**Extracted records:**
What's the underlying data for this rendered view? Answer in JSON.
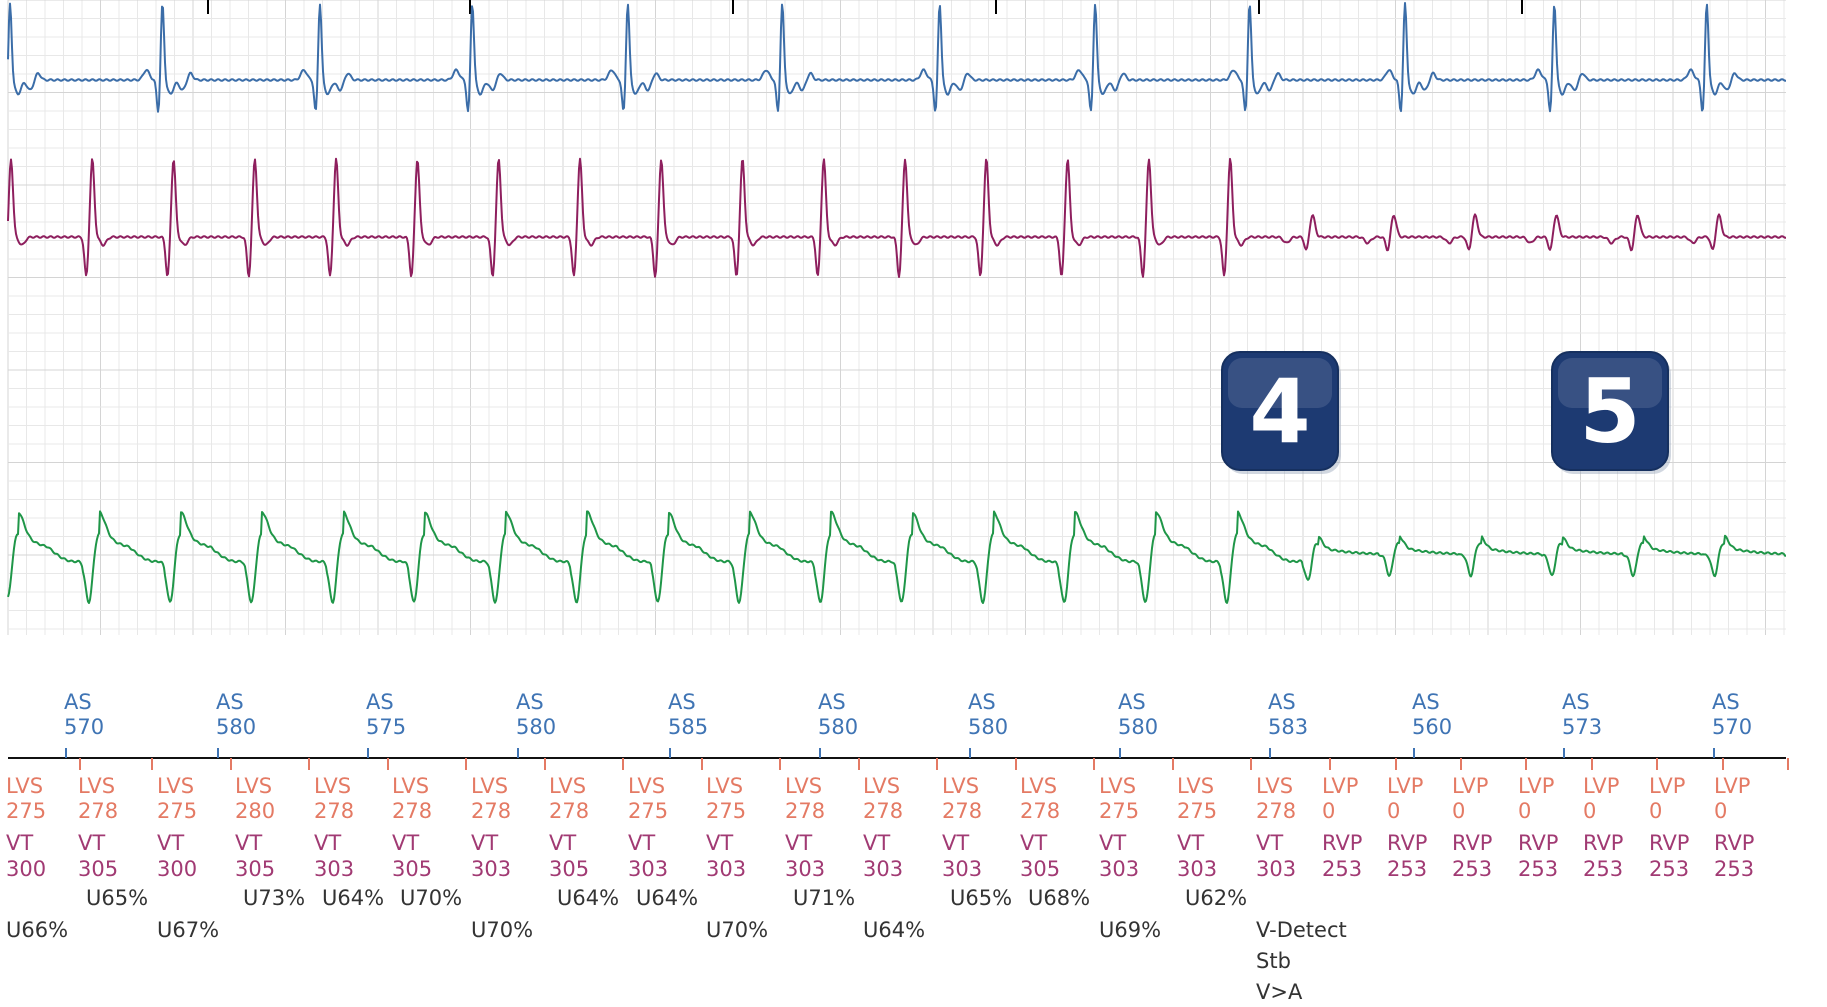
{
  "colors": {
    "channel_1": "#3b6da8",
    "channel_2": "#8e1f5e",
    "channel_3": "#1f9648",
    "atrial_marker": "#3f74b4",
    "lv_marker": "#e47a64",
    "rv_marker": "#a13a73",
    "annotation": "#333333",
    "badge": "#1d3a72"
  },
  "badges": [
    {
      "label": "4"
    },
    {
      "label": "5"
    }
  ],
  "chart_data": {
    "type": "line",
    "grid": true,
    "x_unit": "ms",
    "channels": [
      {
        "color": "#3b6da8",
        "beats_ms": [
          0,
          150,
          305,
          455,
          608,
          760,
          915,
          1068,
          1220,
          1373,
          1520,
          1670
        ]
      },
      {
        "color": "#8e1f5e",
        "beats_ms": [
          0,
          80,
          160,
          240,
          320,
          400,
          480,
          560,
          640,
          720,
          800,
          880,
          960,
          1040,
          1120,
          1200,
          1280,
          1360,
          1440,
          1520,
          1600,
          1680
        ]
      },
      {
        "color": "#1f9648",
        "beats_ms": [
          0,
          80,
          160,
          240,
          320,
          400,
          480,
          560,
          640,
          720,
          800,
          880,
          960,
          1040,
          1120,
          1200,
          1280,
          1360,
          1440,
          1520,
          1600,
          1680
        ]
      }
    ],
    "atrial_markers": [
      {
        "label": "AS",
        "value": "570"
      },
      {
        "label": "AS",
        "value": "580"
      },
      {
        "label": "AS",
        "value": "575"
      },
      {
        "label": "AS",
        "value": "580"
      },
      {
        "label": "AS",
        "value": "585"
      },
      {
        "label": "AS",
        "value": "580"
      },
      {
        "label": "AS",
        "value": "580"
      },
      {
        "label": "AS",
        "value": "580"
      },
      {
        "label": "AS",
        "value": "583"
      },
      {
        "label": "AS",
        "value": "560"
      },
      {
        "label": "AS",
        "value": "573"
      },
      {
        "label": "AS",
        "value": "570"
      }
    ],
    "ventricular_markers": [
      {
        "lv": "LVS",
        "lv_value": "275",
        "rv": "VT",
        "rv_value": "300",
        "note": "U66%"
      },
      {
        "lv": "LVS",
        "lv_value": "278",
        "rv": "VT",
        "rv_value": "305",
        "note": "U65%"
      },
      {
        "lv": "LVS",
        "lv_value": "275",
        "rv": "VT",
        "rv_value": "300",
        "note": "U67%"
      },
      {
        "lv": "LVS",
        "lv_value": "280",
        "rv": "VT",
        "rv_value": "305",
        "note": "U73%"
      },
      {
        "lv": "LVS",
        "lv_value": "278",
        "rv": "VT",
        "rv_value": "303",
        "note": "U64%"
      },
      {
        "lv": "LVS",
        "lv_value": "278",
        "rv": "VT",
        "rv_value": "305",
        "note": "U70%"
      },
      {
        "lv": "LVS",
        "lv_value": "278",
        "rv": "VT",
        "rv_value": "303",
        "note": "U70%"
      },
      {
        "lv": "LVS",
        "lv_value": "278",
        "rv": "VT",
        "rv_value": "305",
        "note": "U64%"
      },
      {
        "lv": "LVS",
        "lv_value": "275",
        "rv": "VT",
        "rv_value": "303",
        "note": "U64%"
      },
      {
        "lv": "LVS",
        "lv_value": "275",
        "rv": "VT",
        "rv_value": "303",
        "note": "U70%"
      },
      {
        "lv": "LVS",
        "lv_value": "278",
        "rv": "VT",
        "rv_value": "303",
        "note": "U71%"
      },
      {
        "lv": "LVS",
        "lv_value": "278",
        "rv": "VT",
        "rv_value": "303",
        "note": "U64%"
      },
      {
        "lv": "LVS",
        "lv_value": "278",
        "rv": "VT",
        "rv_value": "303",
        "note": "U65%"
      },
      {
        "lv": "LVS",
        "lv_value": "278",
        "rv": "VT",
        "rv_value": "305",
        "note": "U68%"
      },
      {
        "lv": "LVS",
        "lv_value": "275",
        "rv": "VT",
        "rv_value": "303",
        "note": "U69%"
      },
      {
        "lv": "LVS",
        "lv_value": "275",
        "rv": "VT",
        "rv_value": "303",
        "note": "U62%"
      },
      {
        "lv": "LVS",
        "lv_value": "278",
        "rv": "VT",
        "rv_value": "303",
        "note": "V-Detect\nStb\nV>A"
      },
      {
        "lv": "LVP",
        "lv_value": "0",
        "rv": "RVP",
        "rv_value": "253",
        "note": ""
      },
      {
        "lv": "LVP",
        "lv_value": "0",
        "rv": "RVP",
        "rv_value": "253",
        "note": ""
      },
      {
        "lv": "LVP",
        "lv_value": "0",
        "rv": "RVP",
        "rv_value": "253",
        "note": ""
      },
      {
        "lv": "LVP",
        "lv_value": "0",
        "rv": "RVP",
        "rv_value": "253",
        "note": ""
      },
      {
        "lv": "LVP",
        "lv_value": "0",
        "rv": "RVP",
        "rv_value": "253",
        "note": ""
      },
      {
        "lv": "LVP",
        "lv_value": "0",
        "rv": "RVP",
        "rv_value": "253",
        "note": ""
      },
      {
        "lv": "LVP",
        "lv_value": "0",
        "rv": "RVP",
        "rv_value": "253",
        "note": ""
      }
    ]
  }
}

**WRITTEN TASK:** Make an exact copy of the records above, with the pictures left out.

**SOLUTION FOR THIS TASK:**
What's the underlying data for this rendered view? Answer in JSON.
{
  "colors": {
    "channel_1": "#3b6da8",
    "channel_2": "#8e1f5e",
    "channel_3": "#1f9648",
    "atrial_marker": "#3f74b4",
    "lv_marker": "#e47a64",
    "rv_marker": "#a13a73",
    "annotation": "#333333",
    "badge": "#1d3a72"
  },
  "badges": [
    {
      "label": "4"
    },
    {
      "label": "5"
    }
  ],
  "chart_data": {
    "type": "line",
    "grid": true,
    "x_unit": "ms",
    "channels": [
      {
        "color": "#3b6da8",
        "beats_ms": [
          0,
          150,
          305,
          455,
          608,
          760,
          915,
          1068,
          1220,
          1373,
          1520,
          1670
        ]
      },
      {
        "color": "#8e1f5e",
        "beats_ms": [
          0,
          80,
          160,
          240,
          320,
          400,
          480,
          560,
          640,
          720,
          800,
          880,
          960,
          1040,
          1120,
          1200,
          1280,
          1360,
          1440,
          1520,
          1600,
          1680
        ]
      },
      {
        "color": "#1f9648",
        "beats_ms": [
          0,
          80,
          160,
          240,
          320,
          400,
          480,
          560,
          640,
          720,
          800,
          880,
          960,
          1040,
          1120,
          1200,
          1280,
          1360,
          1440,
          1520,
          1600,
          1680
        ]
      }
    ],
    "atrial_markers": [
      {
        "label": "AS",
        "value": "570"
      },
      {
        "label": "AS",
        "value": "580"
      },
      {
        "label": "AS",
        "value": "575"
      },
      {
        "label": "AS",
        "value": "580"
      },
      {
        "label": "AS",
        "value": "585"
      },
      {
        "label": "AS",
        "value": "580"
      },
      {
        "label": "AS",
        "value": "580"
      },
      {
        "label": "AS",
        "value": "580"
      },
      {
        "label": "AS",
        "value": "583"
      },
      {
        "label": "AS",
        "value": "560"
      },
      {
        "label": "AS",
        "value": "573"
      },
      {
        "label": "AS",
        "value": "570"
      }
    ],
    "ventricular_markers": [
      {
        "lv": "LVS",
        "lv_value": "275",
        "rv": "VT",
        "rv_value": "300",
        "note": "U66%"
      },
      {
        "lv": "LVS",
        "lv_value": "278",
        "rv": "VT",
        "rv_value": "305",
        "note": "U65%"
      },
      {
        "lv": "LVS",
        "lv_value": "275",
        "rv": "VT",
        "rv_value": "300",
        "note": "U67%"
      },
      {
        "lv": "LVS",
        "lv_value": "280",
        "rv": "VT",
        "rv_value": "305",
        "note": "U73%"
      },
      {
        "lv": "LVS",
        "lv_value": "278",
        "rv": "VT",
        "rv_value": "303",
        "note": "U64%"
      },
      {
        "lv": "LVS",
        "lv_value": "278",
        "rv": "VT",
        "rv_value": "305",
        "note": "U70%"
      },
      {
        "lv": "LVS",
        "lv_value": "278",
        "rv": "VT",
        "rv_value": "303",
        "note": "U70%"
      },
      {
        "lv": "LVS",
        "lv_value": "278",
        "rv": "VT",
        "rv_value": "305",
        "note": "U64%"
      },
      {
        "lv": "LVS",
        "lv_value": "275",
        "rv": "VT",
        "rv_value": "303",
        "note": "U64%"
      },
      {
        "lv": "LVS",
        "lv_value": "275",
        "rv": "VT",
        "rv_value": "303",
        "note": "U70%"
      },
      {
        "lv": "LVS",
        "lv_value": "278",
        "rv": "VT",
        "rv_value": "303",
        "note": "U71%"
      },
      {
        "lv": "LVS",
        "lv_value": "278",
        "rv": "VT",
        "rv_value": "303",
        "note": "U64%"
      },
      {
        "lv": "LVS",
        "lv_value": "278",
        "rv": "VT",
        "rv_value": "303",
        "note": "U65%"
      },
      {
        "lv": "LVS",
        "lv_value": "278",
        "rv": "VT",
        "rv_value": "305",
        "note": "U68%"
      },
      {
        "lv": "LVS",
        "lv_value": "275",
        "rv": "VT",
        "rv_value": "303",
        "note": "U69%"
      },
      {
        "lv": "LVS",
        "lv_value": "275",
        "rv": "VT",
        "rv_value": "303",
        "note": "U62%"
      },
      {
        "lv": "LVS",
        "lv_value": "278",
        "rv": "VT",
        "rv_value": "303",
        "note": "V-Detect\nStb\nV>A"
      },
      {
        "lv": "LVP",
        "lv_value": "0",
        "rv": "RVP",
        "rv_value": "253",
        "note": ""
      },
      {
        "lv": "LVP",
        "lv_value": "0",
        "rv": "RVP",
        "rv_value": "253",
        "note": ""
      },
      {
        "lv": "LVP",
        "lv_value": "0",
        "rv": "RVP",
        "rv_value": "253",
        "note": ""
      },
      {
        "lv": "LVP",
        "lv_value": "0",
        "rv": "RVP",
        "rv_value": "253",
        "note": ""
      },
      {
        "lv": "LVP",
        "lv_value": "0",
        "rv": "RVP",
        "rv_value": "253",
        "note": ""
      },
      {
        "lv": "LVP",
        "lv_value": "0",
        "rv": "RVP",
        "rv_value": "253",
        "note": ""
      },
      {
        "lv": "LVP",
        "lv_value": "0",
        "rv": "RVP",
        "rv_value": "253",
        "note": ""
      }
    ]
  }
}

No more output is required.